Set problem - Go through the material below and copy all lines with "Συνών".

— START OF Excerpted data —

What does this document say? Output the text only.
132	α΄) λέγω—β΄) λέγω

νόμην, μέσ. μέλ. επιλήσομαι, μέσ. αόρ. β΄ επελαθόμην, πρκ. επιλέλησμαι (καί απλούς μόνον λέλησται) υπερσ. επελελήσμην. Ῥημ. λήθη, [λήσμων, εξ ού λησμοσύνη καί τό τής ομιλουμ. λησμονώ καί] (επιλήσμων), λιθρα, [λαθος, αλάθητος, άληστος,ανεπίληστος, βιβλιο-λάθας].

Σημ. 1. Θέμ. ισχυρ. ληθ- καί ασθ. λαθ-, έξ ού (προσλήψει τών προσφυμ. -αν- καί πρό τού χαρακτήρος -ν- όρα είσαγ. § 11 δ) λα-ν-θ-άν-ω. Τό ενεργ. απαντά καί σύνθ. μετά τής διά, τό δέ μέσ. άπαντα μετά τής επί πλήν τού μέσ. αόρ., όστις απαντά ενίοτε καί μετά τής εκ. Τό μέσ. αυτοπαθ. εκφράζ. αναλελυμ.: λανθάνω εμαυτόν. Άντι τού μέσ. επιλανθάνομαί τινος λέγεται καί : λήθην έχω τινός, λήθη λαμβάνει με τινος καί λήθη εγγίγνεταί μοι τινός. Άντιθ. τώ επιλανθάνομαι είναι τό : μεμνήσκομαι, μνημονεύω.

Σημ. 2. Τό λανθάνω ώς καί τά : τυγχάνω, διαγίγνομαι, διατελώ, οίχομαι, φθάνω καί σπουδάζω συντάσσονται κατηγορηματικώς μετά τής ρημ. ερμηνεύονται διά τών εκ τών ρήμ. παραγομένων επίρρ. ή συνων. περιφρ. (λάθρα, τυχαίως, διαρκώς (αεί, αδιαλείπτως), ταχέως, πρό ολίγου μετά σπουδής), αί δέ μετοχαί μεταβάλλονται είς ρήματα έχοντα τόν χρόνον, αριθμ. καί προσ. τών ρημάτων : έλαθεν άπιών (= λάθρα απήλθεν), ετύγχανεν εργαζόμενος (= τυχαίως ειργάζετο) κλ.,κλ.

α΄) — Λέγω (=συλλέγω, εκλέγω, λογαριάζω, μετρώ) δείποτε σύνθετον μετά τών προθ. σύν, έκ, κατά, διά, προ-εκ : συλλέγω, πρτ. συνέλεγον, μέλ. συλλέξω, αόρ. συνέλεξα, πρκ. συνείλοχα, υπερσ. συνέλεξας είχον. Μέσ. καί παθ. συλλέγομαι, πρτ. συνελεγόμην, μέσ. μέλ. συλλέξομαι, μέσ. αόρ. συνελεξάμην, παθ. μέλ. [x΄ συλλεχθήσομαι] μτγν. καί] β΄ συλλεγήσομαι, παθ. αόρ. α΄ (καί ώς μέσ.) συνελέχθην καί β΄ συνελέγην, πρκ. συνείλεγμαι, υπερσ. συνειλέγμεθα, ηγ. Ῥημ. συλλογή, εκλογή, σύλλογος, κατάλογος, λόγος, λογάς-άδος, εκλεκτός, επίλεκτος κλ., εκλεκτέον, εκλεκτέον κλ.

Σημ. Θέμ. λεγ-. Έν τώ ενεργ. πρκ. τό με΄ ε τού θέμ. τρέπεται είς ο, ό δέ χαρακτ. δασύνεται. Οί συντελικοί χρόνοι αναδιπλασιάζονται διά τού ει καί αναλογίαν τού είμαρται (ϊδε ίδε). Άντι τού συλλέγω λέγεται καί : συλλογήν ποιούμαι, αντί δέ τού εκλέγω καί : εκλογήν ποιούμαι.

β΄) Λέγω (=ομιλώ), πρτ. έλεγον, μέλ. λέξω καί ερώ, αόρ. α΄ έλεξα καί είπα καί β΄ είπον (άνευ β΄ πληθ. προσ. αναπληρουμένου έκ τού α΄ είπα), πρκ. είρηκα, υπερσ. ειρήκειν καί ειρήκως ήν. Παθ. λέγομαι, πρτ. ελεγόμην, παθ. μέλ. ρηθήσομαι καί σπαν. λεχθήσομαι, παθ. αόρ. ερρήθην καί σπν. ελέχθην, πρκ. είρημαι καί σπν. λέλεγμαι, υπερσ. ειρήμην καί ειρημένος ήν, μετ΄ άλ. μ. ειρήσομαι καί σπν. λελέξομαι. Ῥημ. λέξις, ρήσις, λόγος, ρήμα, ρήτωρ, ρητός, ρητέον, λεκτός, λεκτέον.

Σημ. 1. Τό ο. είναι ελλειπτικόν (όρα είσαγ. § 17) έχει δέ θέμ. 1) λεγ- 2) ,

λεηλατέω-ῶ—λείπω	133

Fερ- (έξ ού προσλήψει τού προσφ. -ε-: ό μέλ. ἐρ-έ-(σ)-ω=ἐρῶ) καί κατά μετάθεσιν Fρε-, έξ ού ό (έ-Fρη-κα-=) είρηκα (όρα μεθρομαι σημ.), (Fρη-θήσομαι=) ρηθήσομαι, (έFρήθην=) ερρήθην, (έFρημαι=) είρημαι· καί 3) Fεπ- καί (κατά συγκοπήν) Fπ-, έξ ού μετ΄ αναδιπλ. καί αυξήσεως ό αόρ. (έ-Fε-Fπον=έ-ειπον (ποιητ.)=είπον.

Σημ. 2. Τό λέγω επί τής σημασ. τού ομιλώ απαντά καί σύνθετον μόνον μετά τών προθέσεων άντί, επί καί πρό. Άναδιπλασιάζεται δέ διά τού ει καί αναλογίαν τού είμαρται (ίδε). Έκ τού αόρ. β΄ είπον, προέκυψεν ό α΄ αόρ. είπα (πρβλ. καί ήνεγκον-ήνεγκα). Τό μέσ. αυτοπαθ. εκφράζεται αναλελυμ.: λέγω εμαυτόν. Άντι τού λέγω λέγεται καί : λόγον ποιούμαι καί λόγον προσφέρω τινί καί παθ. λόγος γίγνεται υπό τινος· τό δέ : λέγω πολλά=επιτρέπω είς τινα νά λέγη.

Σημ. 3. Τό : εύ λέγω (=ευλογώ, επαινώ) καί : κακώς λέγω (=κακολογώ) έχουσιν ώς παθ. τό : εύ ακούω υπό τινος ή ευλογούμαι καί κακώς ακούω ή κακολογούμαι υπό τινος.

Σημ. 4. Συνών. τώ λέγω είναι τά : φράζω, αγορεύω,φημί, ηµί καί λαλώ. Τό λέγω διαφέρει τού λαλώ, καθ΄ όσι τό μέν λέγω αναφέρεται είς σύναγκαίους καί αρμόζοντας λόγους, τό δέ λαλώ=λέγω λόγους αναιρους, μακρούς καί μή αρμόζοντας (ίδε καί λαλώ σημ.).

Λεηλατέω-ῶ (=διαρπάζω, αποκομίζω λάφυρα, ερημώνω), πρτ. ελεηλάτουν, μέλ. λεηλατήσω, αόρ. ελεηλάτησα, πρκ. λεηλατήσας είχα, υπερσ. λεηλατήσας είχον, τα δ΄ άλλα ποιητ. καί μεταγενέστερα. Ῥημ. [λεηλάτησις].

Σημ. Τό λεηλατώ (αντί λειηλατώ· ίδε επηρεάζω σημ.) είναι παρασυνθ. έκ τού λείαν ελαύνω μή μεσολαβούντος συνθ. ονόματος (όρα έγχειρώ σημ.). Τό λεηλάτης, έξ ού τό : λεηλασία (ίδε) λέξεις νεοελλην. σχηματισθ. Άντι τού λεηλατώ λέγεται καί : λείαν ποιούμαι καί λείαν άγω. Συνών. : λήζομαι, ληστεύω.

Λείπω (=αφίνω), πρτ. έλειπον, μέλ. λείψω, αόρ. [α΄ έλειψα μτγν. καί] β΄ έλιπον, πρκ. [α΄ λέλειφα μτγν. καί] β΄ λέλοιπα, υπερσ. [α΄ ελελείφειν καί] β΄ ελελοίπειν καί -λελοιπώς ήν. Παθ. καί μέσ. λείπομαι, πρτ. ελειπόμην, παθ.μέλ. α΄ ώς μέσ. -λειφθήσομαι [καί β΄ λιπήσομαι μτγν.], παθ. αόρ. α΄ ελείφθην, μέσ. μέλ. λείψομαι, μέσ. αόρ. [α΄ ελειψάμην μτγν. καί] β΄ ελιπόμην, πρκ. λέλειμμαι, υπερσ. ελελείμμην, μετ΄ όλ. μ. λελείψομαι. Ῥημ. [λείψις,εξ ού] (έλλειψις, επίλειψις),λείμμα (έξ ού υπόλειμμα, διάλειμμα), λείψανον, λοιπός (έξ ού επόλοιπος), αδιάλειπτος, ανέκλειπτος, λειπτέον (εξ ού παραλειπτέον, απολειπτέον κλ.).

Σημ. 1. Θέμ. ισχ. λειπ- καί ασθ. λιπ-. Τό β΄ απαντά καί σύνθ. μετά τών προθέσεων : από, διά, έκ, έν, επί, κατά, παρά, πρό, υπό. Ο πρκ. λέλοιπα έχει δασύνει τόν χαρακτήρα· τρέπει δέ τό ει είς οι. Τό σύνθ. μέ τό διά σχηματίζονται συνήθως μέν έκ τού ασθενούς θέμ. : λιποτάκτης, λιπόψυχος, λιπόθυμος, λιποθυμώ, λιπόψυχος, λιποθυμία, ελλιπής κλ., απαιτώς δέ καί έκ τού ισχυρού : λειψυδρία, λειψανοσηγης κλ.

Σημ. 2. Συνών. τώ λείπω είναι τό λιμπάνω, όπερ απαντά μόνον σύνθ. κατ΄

— END OF Excerpted data —

Answer to this problem -
Σημ. 4. Συνών. τώ λέγω είναι τά : φράζω, αγορεύω,φημί, ηµί καί λαλώ. Τό λέγω διαφέρει τού λαλώ, καθ΄ όσι τό μέν λέγω αναφέρεται είς σύναγκαίους καί αρμόζοντας λόγους, τό δέ λαλώ=λέγω λόγους αναιρους, μακρούς καί μή αρμόζοντας (ίδε καί λαλώ σημ.).
Σημ. Τό λεηλατώ (αντί λειηλατώ· ίδε επηρεάζω σημ.) είναι παρασυνθ. έκ τού λείαν ελαύνω μή μεσολαβούντος συνθ. ονόματος (όρα έγχειρώ σημ.). Τό λεηλάτης, έξ ού τό : λεηλασία (ίδε) λέξεις νεοελλην. σχηματισθ. Άντι τού λεηλατώ λέγεται καί : λείαν ποιούμαι καί λείαν άγω. Συνών. : λήζομαι, ληστεύω.
Σημ. 2. Συνών. τώ λείπω είναι τό λιμπάνω, όπερ απαντά μόνον σύνθ. κατ΄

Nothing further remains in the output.